Count the lines below that contain the word "JSON", and give only that number.

── Given entries

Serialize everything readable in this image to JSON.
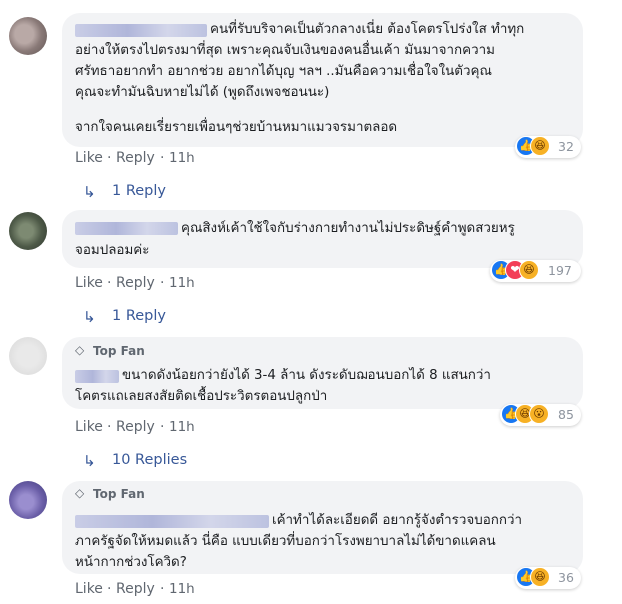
{
  "comments": [
    {
      "top_fan": false,
      "text_lines": [
        "คนที่รับบริจาคเป็นตัวกลางเนี่ย ต้องโคตรโปร่งใส ทำทุก",
        "อย่างให้ตรงไปตรงมาที่สุด เพราะคุณจับเงินของคนอื่นเค้า มันมาจากความ",
        "ศรัทธาอยากทำ อยากช่วย อยากได้บุญ ฯลฯ ..มันคือความเชื่อใจในตัวคุณ",
        "คุณจะทำมันฉิบหายไม่ได้ (พูดถึงเพจชอนนะ)",
        "",
        "จากใจคนเคยเรี่ยรายเพื่อนๆช่วยบ้านหมาแมวจรมาตลอด"
      ],
      "like_label": "Like",
      "reply_label": "Reply",
      "time": "11h",
      "reaction_count": "32",
      "reactions": [
        "like-icon",
        "haha-icon"
      ],
      "replies_label": "1 Reply"
    },
    {
      "top_fan": false,
      "text_lines": [
        "คุณสิงห์เค้าใช้ใจกับร่างกายทำงานไม่ประดิษฐ์คำพูดสวยหรู",
        "จอมปลอมค่ะ"
      ],
      "like_label": "Like",
      "reply_label": "Reply",
      "time": "11h",
      "reaction_count": "197",
      "reactions": [
        "like-icon",
        "love-icon",
        "haha-icon"
      ],
      "replies_label": "1 Reply"
    },
    {
      "top_fan": true,
      "top_fan_label": "Top Fan",
      "text_lines": [
        "ขนาดดังน้อยกว่ายังได้ 3-4 ล้าน ดังระดับฌอนบอกได้ 8 แสนกว่า",
        "โคตรแถเลยสงสัยติดเชื้อประวิตรตอนปลูกป่า"
      ],
      "like_label": "Like",
      "reply_label": "Reply",
      "time": "11h",
      "reaction_count": "85",
      "reactions": [
        "like-icon",
        "haha-icon",
        "wow-icon"
      ],
      "replies_label": "10 Replies"
    },
    {
      "top_fan": true,
      "top_fan_label": "Top Fan",
      "text_lines": [
        "เค้าทำได้ละเอียดดี อยากรู้จังตำรวจบอกกว่า",
        "ภาครัฐจัดให้หมดแล้ว นี่คือ แบบเดียวที่บอกว่าโรงพยาบาลไม่ได้ขาดแคลน",
        "หน้ากากช่วงโควิด?"
      ],
      "like_label": "Like",
      "reply_label": "Reply",
      "time": "11h",
      "reaction_count": "36",
      "reactions": [
        "like-icon",
        "haha-icon"
      ]
    }
  ],
  "colors": {
    "bubble": "#f2f3f5",
    "link": "#385898",
    "meta": "#606770",
    "like": "#1877f2",
    "love": "#f33e58",
    "haha": "#f7b125"
  }
}
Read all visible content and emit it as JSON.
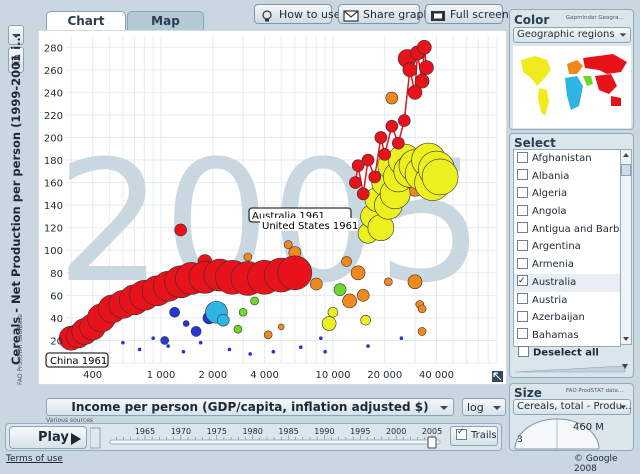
{
  "tabs": {
    "chart": "Chart",
    "map": "Map"
  },
  "toolbar": {
    "how_to_use": "How to use",
    "share_graph": "Share graph",
    "full_screen": "Full screen"
  },
  "y_axis": {
    "scale": "lin",
    "label": "Cereals - Net Production per person (1999-2001 i...",
    "source": "FAO ProdSTAT database",
    "ticks": [
      "0",
      "20",
      "40",
      "60",
      "80",
      "100",
      "120",
      "140",
      "160",
      "180",
      "200",
      "220",
      "240",
      "260",
      "280"
    ]
  },
  "x_axis": {
    "label": "Income per person (GDP/capita, inflation adjusted $)",
    "scale": "log",
    "source": "Various sources",
    "ticks": [
      "400",
      "1 000",
      "2 000",
      "4 000",
      "10 000",
      "20 000",
      "40 000"
    ]
  },
  "year_watermark": "2005",
  "bubble_labels": {
    "australia": "Australia 1961",
    "united_states": "United States 1961",
    "china": "China 1961"
  },
  "color_panel": {
    "title": "Color",
    "source": "Gapminder Geogra...",
    "selected": "Geographic regions"
  },
  "select_panel": {
    "title": "Select",
    "countries": [
      {
        "name": "Afghanistan",
        "checked": false
      },
      {
        "name": "Albania",
        "checked": false
      },
      {
        "name": "Algeria",
        "checked": false
      },
      {
        "name": "Angola",
        "checked": false
      },
      {
        "name": "Antigua and Barbuda",
        "checked": false
      },
      {
        "name": "Argentina",
        "checked": false
      },
      {
        "name": "Armenia",
        "checked": false
      },
      {
        "name": "Australia",
        "checked": true
      },
      {
        "name": "Austria",
        "checked": false
      },
      {
        "name": "Azerbaijan",
        "checked": false
      },
      {
        "name": "Bahamas",
        "checked": false
      },
      {
        "name": "Bangladesh",
        "checked": false
      },
      {
        "name": "Barbados",
        "checked": false
      }
    ],
    "deselect_all": "Deselect all"
  },
  "size_panel": {
    "title": "Size",
    "source": "FAO ProdSTAT data...",
    "selected": "Cereals, total - Produ...",
    "max_value": "460 M",
    "min_value": "3"
  },
  "player": {
    "play": "Play",
    "years": [
      "1965",
      "1970",
      "1975",
      "1980",
      "1985",
      "1990",
      "1995",
      "2000",
      "2005"
    ],
    "trails": "Trails",
    "trails_checked": true
  },
  "footer": {
    "terms": "Terms of use",
    "copyright": "© Google 2008"
  },
  "colors": {
    "background": "#c9d7e1",
    "red": "#e8121b",
    "yellow": "#ecf01f",
    "orange": "#f0891d",
    "cyan": "#2fb4e6",
    "green": "#6cd82c",
    "blue": "#2636d6",
    "watermark": "#c9d7e1"
  },
  "chart_data": {
    "type": "scatter",
    "x_scale": "log",
    "xlim": [
      280,
      90000
    ],
    "ylim": [
      0,
      290
    ],
    "year": "2005",
    "trails": [
      {
        "name": "China",
        "color": "red",
        "points": [
          [
            300,
            22
          ],
          [
            330,
            24
          ],
          [
            360,
            28
          ],
          [
            400,
            32
          ],
          [
            450,
            40
          ],
          [
            520,
            48
          ],
          [
            600,
            52
          ],
          [
            700,
            56
          ],
          [
            800,
            60
          ],
          [
            950,
            64
          ],
          [
            1100,
            68
          ],
          [
            1300,
            72
          ],
          [
            1500,
            75
          ],
          [
            1800,
            76
          ],
          [
            2200,
            78
          ],
          [
            2600,
            76
          ],
          [
            3200,
            75
          ],
          [
            4000,
            76
          ],
          [
            5000,
            78
          ],
          [
            6000,
            80
          ]
        ],
        "radius": [
          12,
          12,
          13,
          13,
          14,
          14,
          14,
          15,
          15,
          15,
          15,
          16,
          16,
          16,
          16,
          17,
          17,
          17,
          17,
          17
        ]
      },
      {
        "name": "United States",
        "color": "yellow",
        "points": [
          [
            16000,
            115
          ],
          [
            17000,
            130
          ],
          [
            18000,
            145
          ],
          [
            19000,
            120
          ],
          [
            20000,
            160
          ],
          [
            21000,
            140
          ],
          [
            22000,
            175
          ],
          [
            23000,
            150
          ],
          [
            24000,
            165
          ],
          [
            26000,
            180
          ],
          [
            28000,
            170
          ],
          [
            30000,
            175
          ],
          [
            33000,
            168
          ],
          [
            36000,
            180
          ],
          [
            38000,
            160
          ],
          [
            40000,
            172
          ],
          [
            42000,
            165
          ]
        ],
        "radius": [
          10,
          12,
          12,
          13,
          13,
          14,
          14,
          15,
          15,
          16,
          16,
          16,
          17,
          17,
          18,
          18,
          18
        ]
      },
      {
        "name": "Australia",
        "color": "red",
        "points": [
          [
            13500,
            160
          ],
          [
            14000,
            175
          ],
          [
            15000,
            150
          ],
          [
            16000,
            180
          ],
          [
            17500,
            165
          ],
          [
            19000,
            200
          ],
          [
            20000,
            185
          ],
          [
            22000,
            210
          ],
          [
            24000,
            195
          ],
          [
            26000,
            215
          ],
          [
            28000,
            260
          ],
          [
            30000,
            240
          ],
          [
            31000,
            275
          ],
          [
            33000,
            250
          ],
          [
            34000,
            280
          ],
          [
            35000,
            262
          ]
        ],
        "radius": [
          6,
          6,
          6,
          6,
          6,
          6,
          6,
          6,
          6,
          6,
          7,
          7,
          7,
          7,
          7,
          7
        ]
      }
    ],
    "bubbles": [
      {
        "x": 300,
        "y": 22,
        "r": 4,
        "color": "blue"
      },
      {
        "x": 520,
        "y": 55,
        "r": 4,
        "color": "blue"
      },
      {
        "x": 700,
        "y": 60,
        "r": 3,
        "color": "blue"
      },
      {
        "x": 850,
        "y": 52,
        "r": 4,
        "color": "blue"
      },
      {
        "x": 1000,
        "y": 58,
        "r": 6,
        "color": "cyan"
      },
      {
        "x": 1050,
        "y": 20,
        "r": 4,
        "color": "blue"
      },
      {
        "x": 1200,
        "y": 45,
        "r": 5,
        "color": "blue"
      },
      {
        "x": 1400,
        "y": 35,
        "r": 3,
        "color": "blue"
      },
      {
        "x": 1600,
        "y": 28,
        "r": 5,
        "color": "blue"
      },
      {
        "x": 1900,
        "y": 40,
        "r": 6,
        "color": "blue"
      },
      {
        "x": 2100,
        "y": 45,
        "r": 11,
        "color": "cyan"
      },
      {
        "x": 2300,
        "y": 38,
        "r": 6,
        "color": "cyan"
      },
      {
        "x": 2800,
        "y": 30,
        "r": 4,
        "color": "green"
      },
      {
        "x": 3000,
        "y": 45,
        "r": 4,
        "color": "green"
      },
      {
        "x": 3500,
        "y": 55,
        "r": 4,
        "color": "green"
      },
      {
        "x": 4200,
        "y": 25,
        "r": 4,
        "color": "orange"
      },
      {
        "x": 5000,
        "y": 32,
        "r": 3,
        "color": "orange"
      },
      {
        "x": 1300,
        "y": 118,
        "r": 6,
        "color": "red"
      },
      {
        "x": 1800,
        "y": 90,
        "r": 7,
        "color": "red"
      },
      {
        "x": 3200,
        "y": 94,
        "r": 4,
        "color": "orange"
      },
      {
        "x": 5500,
        "y": 105,
        "r": 4,
        "color": "orange"
      },
      {
        "x": 8000,
        "y": 70,
        "r": 6,
        "color": "orange"
      },
      {
        "x": 9500,
        "y": 35,
        "r": 7,
        "color": "yellow"
      },
      {
        "x": 10000,
        "y": 45,
        "r": 5,
        "color": "yellow"
      },
      {
        "x": 12500,
        "y": 55,
        "r": 7,
        "color": "orange"
      },
      {
        "x": 11000,
        "y": 65,
        "r": 6,
        "color": "green"
      },
      {
        "x": 12000,
        "y": 90,
        "r": 5,
        "color": "orange"
      },
      {
        "x": 15000,
        "y": 60,
        "r": 6,
        "color": "orange"
      },
      {
        "x": 14000,
        "y": 80,
        "r": 7,
        "color": "orange"
      },
      {
        "x": 15500,
        "y": 38,
        "r": 5,
        "color": "yellow"
      },
      {
        "x": 21000,
        "y": 72,
        "r": 4,
        "color": "orange"
      },
      {
        "x": 30000,
        "y": 72,
        "r": 7,
        "color": "orange"
      },
      {
        "x": 32000,
        "y": 52,
        "r": 4,
        "color": "orange"
      },
      {
        "x": 33000,
        "y": 28,
        "r": 4,
        "color": "orange"
      },
      {
        "x": 33000,
        "y": 48,
        "r": 4,
        "color": "orange"
      },
      {
        "x": 30000,
        "y": 155,
        "r": 8,
        "color": "orange"
      },
      {
        "x": 38000,
        "y": 190,
        "r": 5,
        "color": "orange"
      },
      {
        "x": 6000,
        "y": 98,
        "r": 6,
        "color": "orange"
      },
      {
        "x": 22000,
        "y": 235,
        "r": 6,
        "color": "orange"
      },
      {
        "x": 27000,
        "y": 270,
        "r": 9,
        "color": "red"
      },
      {
        "x": 32000,
        "y": 275,
        "r": 6,
        "color": "red"
      }
    ]
  }
}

────

-- Reply --
2